(Dataset entries on figures)
━━━
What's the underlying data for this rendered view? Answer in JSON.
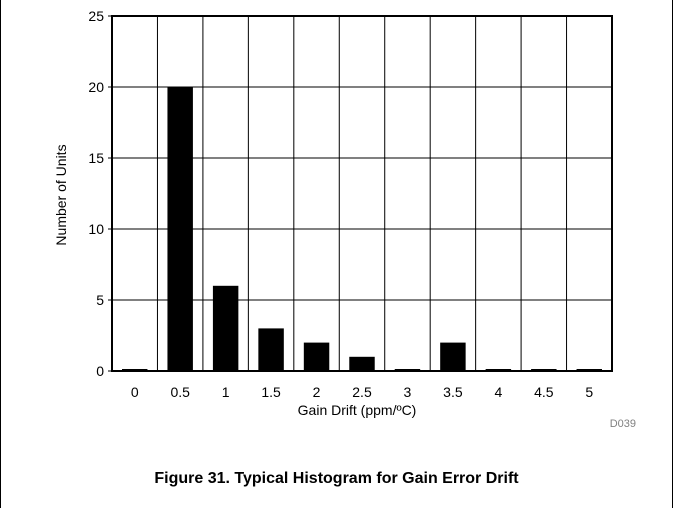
{
  "caption": "Figure 31. Typical Histogram for Gain Error Drift",
  "chart_data": {
    "type": "bar",
    "title": "",
    "xlabel": "Gain Drift (ppm/ºC)",
    "ylabel": "Number of Units",
    "categories": [
      "0",
      "0.5",
      "1",
      "1.5",
      "2",
      "2.5",
      "3",
      "3.5",
      "4",
      "4.5",
      "5"
    ],
    "values": [
      0,
      20,
      6,
      3,
      2,
      1,
      0,
      2,
      0,
      0,
      0
    ],
    "ylim": [
      0,
      25
    ],
    "yticks": [
      "0",
      "5",
      "10",
      "15",
      "20",
      "25"
    ],
    "grid": true,
    "bar_color": "#000000",
    "grid_color": "#000000",
    "annotation": "D039"
  }
}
━━━
Given problem: Where a line of the data holds "Gain", show that line.

Task result:
  "caption": "Figure 31. Typical Histogram for Gain Error Drift",
    "xlabel": "Gain Drift (ppm/ºC)",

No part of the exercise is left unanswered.